**Task statement:**
Gather up every line that includes the string "Χριστῷ".

****

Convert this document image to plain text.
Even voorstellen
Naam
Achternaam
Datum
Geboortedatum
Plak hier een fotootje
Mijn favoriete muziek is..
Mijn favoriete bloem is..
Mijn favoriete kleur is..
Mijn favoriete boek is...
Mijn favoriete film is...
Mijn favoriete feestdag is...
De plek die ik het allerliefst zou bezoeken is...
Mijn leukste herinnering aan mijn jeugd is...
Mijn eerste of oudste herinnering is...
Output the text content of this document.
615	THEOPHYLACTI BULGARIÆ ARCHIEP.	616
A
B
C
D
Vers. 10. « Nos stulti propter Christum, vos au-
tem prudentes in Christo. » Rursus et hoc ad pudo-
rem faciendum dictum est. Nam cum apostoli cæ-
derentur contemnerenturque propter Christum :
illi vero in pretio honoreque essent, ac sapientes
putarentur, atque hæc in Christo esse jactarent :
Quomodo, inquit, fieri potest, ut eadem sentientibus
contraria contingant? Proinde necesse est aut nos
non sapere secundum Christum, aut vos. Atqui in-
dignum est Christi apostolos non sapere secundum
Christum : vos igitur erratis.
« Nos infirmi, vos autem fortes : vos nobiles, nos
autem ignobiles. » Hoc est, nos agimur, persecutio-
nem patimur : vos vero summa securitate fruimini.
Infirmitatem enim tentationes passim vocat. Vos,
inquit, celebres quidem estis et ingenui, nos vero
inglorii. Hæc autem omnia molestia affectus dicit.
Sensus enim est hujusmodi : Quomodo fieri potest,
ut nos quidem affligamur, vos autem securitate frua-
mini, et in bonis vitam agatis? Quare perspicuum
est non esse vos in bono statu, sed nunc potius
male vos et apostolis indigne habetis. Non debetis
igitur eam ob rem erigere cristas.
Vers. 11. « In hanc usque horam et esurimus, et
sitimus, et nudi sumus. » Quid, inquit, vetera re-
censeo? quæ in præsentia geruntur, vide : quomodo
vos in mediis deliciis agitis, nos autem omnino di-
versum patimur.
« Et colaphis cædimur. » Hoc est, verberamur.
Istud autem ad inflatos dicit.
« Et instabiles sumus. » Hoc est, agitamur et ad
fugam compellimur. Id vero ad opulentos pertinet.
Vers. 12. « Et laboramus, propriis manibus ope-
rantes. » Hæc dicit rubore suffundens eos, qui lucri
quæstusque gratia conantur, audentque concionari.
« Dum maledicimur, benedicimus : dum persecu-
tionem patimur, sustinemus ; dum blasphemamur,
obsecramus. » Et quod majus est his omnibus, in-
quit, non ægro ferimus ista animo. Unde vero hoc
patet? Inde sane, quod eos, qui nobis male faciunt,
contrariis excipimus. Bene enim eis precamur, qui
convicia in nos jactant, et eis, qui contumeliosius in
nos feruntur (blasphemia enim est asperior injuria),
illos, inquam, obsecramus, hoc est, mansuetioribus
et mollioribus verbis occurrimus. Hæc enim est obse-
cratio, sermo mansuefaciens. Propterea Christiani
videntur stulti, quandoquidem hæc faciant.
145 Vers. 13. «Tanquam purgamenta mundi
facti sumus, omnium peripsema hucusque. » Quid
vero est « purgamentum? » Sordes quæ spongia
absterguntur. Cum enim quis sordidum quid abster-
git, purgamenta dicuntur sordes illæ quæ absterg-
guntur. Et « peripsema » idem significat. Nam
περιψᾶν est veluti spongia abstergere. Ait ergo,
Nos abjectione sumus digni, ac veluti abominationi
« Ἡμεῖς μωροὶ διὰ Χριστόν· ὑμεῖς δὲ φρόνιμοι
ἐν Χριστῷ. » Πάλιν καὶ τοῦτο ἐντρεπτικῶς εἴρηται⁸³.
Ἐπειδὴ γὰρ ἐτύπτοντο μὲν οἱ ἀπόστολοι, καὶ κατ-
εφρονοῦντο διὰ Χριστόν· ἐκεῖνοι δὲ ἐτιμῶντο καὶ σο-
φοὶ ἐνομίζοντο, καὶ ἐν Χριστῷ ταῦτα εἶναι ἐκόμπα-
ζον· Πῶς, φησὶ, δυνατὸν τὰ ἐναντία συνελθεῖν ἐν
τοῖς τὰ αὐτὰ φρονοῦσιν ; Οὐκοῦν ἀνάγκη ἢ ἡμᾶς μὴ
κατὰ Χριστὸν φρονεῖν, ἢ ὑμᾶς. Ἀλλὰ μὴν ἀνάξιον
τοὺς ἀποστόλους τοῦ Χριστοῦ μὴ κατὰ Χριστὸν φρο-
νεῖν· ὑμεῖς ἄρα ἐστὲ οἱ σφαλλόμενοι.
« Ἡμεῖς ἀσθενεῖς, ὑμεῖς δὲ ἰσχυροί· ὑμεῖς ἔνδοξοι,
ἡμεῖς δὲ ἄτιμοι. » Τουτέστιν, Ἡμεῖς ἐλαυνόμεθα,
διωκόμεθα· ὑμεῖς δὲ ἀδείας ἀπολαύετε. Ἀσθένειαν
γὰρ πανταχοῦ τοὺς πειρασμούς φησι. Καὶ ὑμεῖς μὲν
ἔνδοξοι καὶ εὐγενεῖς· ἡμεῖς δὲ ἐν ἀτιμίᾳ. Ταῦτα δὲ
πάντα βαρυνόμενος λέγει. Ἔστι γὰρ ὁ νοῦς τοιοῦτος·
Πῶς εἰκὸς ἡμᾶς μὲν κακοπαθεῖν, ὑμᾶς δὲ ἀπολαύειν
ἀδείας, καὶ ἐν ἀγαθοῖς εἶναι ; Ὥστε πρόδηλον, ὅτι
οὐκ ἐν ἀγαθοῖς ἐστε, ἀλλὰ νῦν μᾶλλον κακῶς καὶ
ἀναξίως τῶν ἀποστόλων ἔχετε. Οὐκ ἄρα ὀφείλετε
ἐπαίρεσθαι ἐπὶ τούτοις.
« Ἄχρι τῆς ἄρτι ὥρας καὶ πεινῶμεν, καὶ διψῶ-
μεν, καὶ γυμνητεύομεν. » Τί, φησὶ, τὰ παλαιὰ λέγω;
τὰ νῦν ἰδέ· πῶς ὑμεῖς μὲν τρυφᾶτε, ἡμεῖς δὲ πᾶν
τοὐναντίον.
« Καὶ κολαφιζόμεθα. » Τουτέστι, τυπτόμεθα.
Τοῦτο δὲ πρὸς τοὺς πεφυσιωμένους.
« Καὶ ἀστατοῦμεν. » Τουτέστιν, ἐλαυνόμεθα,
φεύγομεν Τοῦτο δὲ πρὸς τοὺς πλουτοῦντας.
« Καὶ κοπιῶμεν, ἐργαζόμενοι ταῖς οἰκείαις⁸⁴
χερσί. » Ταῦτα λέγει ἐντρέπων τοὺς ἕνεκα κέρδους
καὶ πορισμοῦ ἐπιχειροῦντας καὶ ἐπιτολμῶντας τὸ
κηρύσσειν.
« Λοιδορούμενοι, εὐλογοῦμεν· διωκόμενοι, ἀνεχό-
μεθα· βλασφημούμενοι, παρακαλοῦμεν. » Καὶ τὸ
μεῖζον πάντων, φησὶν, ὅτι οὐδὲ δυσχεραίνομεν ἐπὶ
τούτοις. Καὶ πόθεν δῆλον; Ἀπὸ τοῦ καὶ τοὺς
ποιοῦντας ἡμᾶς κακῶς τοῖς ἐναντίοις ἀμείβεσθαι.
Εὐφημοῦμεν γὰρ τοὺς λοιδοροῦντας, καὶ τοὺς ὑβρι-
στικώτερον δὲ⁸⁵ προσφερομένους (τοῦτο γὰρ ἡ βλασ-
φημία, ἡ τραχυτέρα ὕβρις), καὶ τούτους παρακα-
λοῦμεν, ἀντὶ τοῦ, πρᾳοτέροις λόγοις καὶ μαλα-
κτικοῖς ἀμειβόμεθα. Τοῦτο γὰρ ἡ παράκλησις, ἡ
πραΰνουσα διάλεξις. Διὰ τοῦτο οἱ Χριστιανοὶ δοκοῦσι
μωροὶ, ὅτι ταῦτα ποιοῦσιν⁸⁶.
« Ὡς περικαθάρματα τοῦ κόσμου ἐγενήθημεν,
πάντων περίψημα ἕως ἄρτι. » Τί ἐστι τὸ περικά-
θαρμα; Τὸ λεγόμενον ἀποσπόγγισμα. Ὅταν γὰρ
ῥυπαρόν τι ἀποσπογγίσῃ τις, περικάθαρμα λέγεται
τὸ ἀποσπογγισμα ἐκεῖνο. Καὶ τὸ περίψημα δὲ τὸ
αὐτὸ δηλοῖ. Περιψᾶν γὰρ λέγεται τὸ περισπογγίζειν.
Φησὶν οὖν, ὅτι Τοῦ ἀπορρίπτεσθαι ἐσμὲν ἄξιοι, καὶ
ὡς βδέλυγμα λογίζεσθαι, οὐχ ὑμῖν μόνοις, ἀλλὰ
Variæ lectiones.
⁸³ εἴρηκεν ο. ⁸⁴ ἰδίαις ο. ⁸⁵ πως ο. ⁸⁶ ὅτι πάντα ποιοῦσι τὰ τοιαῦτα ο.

****

**Task solution:**
ἐν Χριστῷ. » Πάλιν καὶ τοῦτο ἐντρεπτικῶς εἴρηται⁸³.
φοὶ ἐνομίζοντο, καὶ ἐν Χριστῷ ταῦτα εἶναι ἐκόμπα-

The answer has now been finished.